Exercise description =>
Exactly reproduce each line of the listing that follows.
## start
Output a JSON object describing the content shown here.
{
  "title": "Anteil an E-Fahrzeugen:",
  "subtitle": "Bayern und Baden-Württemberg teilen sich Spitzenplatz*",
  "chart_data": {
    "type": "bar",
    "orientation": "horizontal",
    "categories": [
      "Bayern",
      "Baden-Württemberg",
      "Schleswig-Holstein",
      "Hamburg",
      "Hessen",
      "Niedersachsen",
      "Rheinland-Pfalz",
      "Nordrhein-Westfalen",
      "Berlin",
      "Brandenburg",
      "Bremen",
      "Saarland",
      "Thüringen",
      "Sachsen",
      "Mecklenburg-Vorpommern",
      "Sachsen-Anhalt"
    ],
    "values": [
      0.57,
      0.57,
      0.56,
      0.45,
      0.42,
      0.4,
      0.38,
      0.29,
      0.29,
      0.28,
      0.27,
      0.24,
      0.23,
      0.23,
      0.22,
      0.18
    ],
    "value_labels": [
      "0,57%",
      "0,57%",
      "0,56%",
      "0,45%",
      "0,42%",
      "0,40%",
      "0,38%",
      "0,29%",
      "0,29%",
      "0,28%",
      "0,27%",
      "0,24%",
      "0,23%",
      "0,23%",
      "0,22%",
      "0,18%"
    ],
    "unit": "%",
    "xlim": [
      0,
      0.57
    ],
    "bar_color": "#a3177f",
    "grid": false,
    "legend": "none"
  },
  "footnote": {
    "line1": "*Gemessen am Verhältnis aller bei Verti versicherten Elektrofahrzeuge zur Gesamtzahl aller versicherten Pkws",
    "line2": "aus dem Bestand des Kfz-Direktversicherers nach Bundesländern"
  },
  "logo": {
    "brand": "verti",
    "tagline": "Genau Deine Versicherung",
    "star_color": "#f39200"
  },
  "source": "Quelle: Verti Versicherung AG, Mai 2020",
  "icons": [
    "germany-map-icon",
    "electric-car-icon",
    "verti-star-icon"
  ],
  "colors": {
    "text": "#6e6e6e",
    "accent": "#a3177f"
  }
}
## end
Final result =>
Output a JSON object describing the content shown here.
{
  "title": "Anteil an E-Fahrzeugen:",
  "subtitle": "Bayern und Baden-Württemberg teilen sich Spitzenplatz*",
  "chart_data": {
    "type": "bar",
    "orientation": "horizontal",
    "categories": [
      "Bayern",
      "Baden-Württemberg",
      "Schleswig-Holstein",
      "Hamburg",
      "Hessen",
      "Niedersachsen",
      "Rheinland-Pfalz",
      "Nordrhein-Westfalen",
      "Berlin",
      "Brandenburg",
      "Bremen",
      "Saarland",
      "Thüringen",
      "Sachsen",
      "Mecklenburg-Vorpommern",
      "Sachsen-Anhalt"
    ],
    "values": [
      0.57,
      0.57,
      0.56,
      0.45,
      0.42,
      0.4,
      0.38,
      0.29,
      0.29,
      0.28,
      0.27,
      0.24,
      0.23,
      0.23,
      0.22,
      0.18
    ],
    "value_labels": [
      "0,57%",
      "0,57%",
      "0,56%",
      "0,45%",
      "0,42%",
      "0,40%",
      "0,38%",
      "0,29%",
      "0,29%",
      "0,28%",
      "0,27%",
      "0,24%",
      "0,23%",
      "0,23%",
      "0,22%",
      "0,18%"
    ],
    "unit": "%",
    "xlim": [
      0,
      0.57
    ],
    "bar_color": "#a3177f",
    "grid": false,
    "legend": "none"
  },
  "footnote": {
    "line1": "*Gemessen am Verhältnis aller bei Verti versicherten Elektrofahrzeuge zur Gesamtzahl aller versicherten Pkws",
    "line2": "aus dem Bestand des Kfz-Direktversicherers nach Bundesländern"
  },
  "logo": {
    "brand": "verti",
    "tagline": "Genau Deine Versicherung",
    "star_color": "#f39200"
  },
  "source": "Quelle: Verti Versicherung AG, Mai 2020",
  "icons": [
    "germany-map-icon",
    "electric-car-icon",
    "verti-star-icon"
  ],
  "colors": {
    "text": "#6e6e6e",
    "accent": "#a3177f"
  }
}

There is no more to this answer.